### Material provided ###

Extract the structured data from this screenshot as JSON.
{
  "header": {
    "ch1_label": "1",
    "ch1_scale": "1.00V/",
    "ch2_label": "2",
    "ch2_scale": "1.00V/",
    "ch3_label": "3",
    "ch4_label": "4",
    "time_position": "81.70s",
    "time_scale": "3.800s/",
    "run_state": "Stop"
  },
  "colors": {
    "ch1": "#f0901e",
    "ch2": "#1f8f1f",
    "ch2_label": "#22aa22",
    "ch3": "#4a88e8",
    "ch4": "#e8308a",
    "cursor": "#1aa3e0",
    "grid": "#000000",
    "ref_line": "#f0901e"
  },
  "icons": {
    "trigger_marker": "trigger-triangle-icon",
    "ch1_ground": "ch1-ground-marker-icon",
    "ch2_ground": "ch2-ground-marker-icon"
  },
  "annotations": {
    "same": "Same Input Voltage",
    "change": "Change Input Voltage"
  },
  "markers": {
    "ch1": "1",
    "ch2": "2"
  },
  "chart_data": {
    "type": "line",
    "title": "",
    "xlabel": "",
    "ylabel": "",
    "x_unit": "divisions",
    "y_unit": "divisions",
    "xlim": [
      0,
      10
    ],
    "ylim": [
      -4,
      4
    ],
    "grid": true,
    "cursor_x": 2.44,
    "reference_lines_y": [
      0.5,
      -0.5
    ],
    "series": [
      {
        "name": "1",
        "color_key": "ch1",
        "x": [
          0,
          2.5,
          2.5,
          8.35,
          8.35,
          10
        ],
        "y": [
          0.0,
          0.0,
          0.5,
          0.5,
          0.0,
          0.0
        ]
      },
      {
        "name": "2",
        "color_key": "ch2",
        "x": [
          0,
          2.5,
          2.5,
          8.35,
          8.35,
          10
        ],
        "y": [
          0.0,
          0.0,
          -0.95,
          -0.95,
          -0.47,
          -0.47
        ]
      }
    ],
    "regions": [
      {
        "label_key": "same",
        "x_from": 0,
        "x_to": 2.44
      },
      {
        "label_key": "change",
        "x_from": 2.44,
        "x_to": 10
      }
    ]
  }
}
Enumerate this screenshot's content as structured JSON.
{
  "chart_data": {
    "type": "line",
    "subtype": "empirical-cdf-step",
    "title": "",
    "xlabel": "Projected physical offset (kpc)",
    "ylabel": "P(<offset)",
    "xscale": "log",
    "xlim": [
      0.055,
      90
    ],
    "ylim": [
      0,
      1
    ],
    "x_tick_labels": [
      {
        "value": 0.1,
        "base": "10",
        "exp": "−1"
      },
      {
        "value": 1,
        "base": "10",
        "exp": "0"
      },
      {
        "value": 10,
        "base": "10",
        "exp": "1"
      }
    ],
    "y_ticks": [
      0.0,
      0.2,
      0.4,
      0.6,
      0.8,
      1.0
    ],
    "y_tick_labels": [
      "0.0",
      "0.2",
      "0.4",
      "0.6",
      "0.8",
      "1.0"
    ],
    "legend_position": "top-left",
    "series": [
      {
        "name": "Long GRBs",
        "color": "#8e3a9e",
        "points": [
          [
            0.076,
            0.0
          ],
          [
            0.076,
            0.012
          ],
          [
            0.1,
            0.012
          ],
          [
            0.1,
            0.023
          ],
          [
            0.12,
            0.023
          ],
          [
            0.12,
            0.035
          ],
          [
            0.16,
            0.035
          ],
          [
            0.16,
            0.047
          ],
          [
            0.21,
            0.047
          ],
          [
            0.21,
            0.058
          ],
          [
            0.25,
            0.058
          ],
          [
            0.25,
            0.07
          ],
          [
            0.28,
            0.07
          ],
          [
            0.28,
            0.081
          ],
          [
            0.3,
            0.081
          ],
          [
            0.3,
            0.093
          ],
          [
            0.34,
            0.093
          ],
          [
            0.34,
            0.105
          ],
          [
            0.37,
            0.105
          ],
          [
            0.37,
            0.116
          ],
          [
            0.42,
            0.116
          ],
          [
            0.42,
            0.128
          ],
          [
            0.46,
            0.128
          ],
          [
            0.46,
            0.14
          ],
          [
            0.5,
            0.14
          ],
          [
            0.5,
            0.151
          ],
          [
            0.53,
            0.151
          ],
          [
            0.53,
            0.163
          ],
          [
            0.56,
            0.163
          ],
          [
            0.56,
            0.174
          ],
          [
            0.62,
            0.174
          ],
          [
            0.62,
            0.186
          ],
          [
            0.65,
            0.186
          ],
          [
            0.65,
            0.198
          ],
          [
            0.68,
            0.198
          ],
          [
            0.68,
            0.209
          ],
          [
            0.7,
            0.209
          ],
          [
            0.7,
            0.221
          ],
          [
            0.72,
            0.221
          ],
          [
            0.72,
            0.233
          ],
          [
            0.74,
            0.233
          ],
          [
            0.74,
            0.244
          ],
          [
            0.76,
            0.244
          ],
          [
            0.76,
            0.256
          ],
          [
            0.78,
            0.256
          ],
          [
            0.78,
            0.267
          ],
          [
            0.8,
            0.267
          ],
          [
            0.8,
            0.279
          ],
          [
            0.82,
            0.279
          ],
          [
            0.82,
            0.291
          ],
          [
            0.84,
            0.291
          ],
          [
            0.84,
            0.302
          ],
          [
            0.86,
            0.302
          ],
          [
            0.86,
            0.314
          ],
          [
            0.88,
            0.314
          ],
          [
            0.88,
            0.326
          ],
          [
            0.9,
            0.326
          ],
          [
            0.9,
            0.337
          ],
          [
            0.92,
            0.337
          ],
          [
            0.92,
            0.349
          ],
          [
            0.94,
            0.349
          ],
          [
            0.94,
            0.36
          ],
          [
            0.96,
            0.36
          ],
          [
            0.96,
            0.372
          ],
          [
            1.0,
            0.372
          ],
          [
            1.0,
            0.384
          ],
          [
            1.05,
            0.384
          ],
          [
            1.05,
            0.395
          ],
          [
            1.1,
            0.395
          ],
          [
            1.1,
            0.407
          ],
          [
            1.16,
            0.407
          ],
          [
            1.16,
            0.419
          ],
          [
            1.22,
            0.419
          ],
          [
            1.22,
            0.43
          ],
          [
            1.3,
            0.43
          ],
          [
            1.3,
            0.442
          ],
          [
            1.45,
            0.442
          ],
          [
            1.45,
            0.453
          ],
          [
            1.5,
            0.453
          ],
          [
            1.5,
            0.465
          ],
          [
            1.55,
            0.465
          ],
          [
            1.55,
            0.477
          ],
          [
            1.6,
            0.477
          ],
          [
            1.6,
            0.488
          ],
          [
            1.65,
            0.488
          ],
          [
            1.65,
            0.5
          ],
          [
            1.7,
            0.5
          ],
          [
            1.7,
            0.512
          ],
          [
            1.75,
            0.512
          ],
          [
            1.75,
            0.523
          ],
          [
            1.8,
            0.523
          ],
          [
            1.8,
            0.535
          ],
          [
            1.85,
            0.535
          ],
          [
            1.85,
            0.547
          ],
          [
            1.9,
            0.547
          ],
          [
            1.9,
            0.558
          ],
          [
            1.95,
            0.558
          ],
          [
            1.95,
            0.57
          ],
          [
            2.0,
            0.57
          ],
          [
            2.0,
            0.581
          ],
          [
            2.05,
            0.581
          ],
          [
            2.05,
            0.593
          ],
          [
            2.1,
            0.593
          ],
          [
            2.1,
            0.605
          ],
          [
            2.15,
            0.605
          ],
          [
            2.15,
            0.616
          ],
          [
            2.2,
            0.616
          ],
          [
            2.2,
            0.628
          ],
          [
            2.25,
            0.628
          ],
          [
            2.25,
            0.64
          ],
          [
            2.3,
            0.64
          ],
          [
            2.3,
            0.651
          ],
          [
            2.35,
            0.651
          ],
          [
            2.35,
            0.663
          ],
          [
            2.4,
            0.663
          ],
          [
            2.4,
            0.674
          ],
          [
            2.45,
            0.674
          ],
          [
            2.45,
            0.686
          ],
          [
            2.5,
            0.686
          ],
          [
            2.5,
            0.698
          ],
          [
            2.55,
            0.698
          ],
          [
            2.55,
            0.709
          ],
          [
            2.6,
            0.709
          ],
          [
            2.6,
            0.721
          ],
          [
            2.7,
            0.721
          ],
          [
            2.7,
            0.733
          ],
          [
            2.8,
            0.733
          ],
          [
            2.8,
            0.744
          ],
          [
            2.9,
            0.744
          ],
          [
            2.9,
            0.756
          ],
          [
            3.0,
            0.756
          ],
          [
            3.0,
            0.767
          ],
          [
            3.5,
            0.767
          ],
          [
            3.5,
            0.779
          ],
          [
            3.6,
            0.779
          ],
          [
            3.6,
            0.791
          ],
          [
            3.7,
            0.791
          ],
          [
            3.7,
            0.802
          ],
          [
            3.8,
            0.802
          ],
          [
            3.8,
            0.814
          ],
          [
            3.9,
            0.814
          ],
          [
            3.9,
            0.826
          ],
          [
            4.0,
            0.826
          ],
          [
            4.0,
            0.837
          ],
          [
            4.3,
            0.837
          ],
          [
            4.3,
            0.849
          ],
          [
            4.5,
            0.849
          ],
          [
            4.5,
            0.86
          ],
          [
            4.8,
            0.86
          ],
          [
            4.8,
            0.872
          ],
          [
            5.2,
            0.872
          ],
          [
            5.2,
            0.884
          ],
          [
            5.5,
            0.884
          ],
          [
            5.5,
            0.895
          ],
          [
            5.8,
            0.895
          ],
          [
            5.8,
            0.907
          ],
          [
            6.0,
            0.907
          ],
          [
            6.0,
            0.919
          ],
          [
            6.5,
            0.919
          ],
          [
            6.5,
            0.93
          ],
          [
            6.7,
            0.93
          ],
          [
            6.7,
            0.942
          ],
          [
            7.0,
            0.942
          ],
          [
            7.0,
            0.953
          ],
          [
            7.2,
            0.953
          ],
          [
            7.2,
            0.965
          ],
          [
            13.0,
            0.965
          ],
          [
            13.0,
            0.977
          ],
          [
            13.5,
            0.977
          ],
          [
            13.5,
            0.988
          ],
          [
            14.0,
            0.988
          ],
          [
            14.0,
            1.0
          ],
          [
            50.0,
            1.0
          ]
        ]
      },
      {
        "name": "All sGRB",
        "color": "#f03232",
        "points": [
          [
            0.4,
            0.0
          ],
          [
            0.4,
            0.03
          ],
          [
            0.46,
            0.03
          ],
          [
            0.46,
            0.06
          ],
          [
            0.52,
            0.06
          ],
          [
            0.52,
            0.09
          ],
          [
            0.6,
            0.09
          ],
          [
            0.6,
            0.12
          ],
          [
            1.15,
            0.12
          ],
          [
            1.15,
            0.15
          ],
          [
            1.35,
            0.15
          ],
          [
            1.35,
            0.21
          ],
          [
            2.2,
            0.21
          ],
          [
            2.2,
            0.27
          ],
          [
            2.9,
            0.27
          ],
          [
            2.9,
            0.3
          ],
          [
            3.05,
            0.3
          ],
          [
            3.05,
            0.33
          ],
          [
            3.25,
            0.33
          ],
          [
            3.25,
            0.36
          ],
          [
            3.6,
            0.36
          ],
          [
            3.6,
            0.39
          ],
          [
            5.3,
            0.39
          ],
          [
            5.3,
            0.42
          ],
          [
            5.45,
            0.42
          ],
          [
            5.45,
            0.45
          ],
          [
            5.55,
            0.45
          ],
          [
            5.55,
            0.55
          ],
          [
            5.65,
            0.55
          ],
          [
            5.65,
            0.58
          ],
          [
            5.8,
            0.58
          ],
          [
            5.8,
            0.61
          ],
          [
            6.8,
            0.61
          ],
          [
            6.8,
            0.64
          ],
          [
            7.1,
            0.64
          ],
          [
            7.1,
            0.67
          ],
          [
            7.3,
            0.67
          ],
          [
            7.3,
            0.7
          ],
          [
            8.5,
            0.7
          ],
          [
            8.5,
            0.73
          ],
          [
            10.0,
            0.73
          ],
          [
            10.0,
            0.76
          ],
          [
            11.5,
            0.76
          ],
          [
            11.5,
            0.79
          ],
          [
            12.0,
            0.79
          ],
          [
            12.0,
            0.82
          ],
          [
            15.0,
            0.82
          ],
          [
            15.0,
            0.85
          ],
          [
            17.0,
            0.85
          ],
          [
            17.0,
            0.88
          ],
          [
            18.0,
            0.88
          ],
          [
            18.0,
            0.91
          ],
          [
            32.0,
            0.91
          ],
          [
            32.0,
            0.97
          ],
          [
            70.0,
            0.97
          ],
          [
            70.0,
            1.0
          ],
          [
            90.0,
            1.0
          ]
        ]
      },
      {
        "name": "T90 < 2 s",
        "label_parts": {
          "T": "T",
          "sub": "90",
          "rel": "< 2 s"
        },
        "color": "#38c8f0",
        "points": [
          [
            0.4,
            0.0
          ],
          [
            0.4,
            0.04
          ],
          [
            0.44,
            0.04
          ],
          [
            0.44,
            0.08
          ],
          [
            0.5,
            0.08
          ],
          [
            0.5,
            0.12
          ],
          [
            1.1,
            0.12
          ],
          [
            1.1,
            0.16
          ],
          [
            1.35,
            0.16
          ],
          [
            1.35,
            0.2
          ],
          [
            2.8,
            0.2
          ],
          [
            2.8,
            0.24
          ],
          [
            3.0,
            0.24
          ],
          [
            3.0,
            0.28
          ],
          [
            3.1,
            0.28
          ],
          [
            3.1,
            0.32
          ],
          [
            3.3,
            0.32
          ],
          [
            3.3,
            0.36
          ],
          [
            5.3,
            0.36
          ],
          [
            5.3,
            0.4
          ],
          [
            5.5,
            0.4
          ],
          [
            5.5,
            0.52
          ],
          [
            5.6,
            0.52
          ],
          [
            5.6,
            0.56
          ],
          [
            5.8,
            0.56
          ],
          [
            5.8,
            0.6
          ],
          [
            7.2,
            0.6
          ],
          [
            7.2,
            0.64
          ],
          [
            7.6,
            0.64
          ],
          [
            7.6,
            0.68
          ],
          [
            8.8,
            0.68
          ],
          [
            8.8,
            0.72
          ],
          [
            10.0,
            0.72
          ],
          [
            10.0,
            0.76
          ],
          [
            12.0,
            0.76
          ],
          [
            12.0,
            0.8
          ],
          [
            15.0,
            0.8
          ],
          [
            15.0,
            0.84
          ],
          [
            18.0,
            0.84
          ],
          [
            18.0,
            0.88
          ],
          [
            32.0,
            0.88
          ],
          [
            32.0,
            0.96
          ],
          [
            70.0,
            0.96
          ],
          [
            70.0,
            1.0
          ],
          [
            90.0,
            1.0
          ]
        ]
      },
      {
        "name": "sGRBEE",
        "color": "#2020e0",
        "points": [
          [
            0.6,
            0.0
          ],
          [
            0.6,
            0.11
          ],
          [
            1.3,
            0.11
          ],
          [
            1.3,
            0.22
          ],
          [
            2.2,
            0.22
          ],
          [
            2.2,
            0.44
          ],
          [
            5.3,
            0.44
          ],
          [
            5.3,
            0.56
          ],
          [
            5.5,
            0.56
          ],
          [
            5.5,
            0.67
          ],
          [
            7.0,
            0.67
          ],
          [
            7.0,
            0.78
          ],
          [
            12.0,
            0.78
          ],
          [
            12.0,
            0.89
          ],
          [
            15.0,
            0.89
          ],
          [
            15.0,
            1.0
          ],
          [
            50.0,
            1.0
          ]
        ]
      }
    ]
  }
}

###

**Exercise instructions**
Gather each line in these records that contains the string "same".

**Answer to this problem**
    "same": "Same Input Voltage",
        "label_key": "same",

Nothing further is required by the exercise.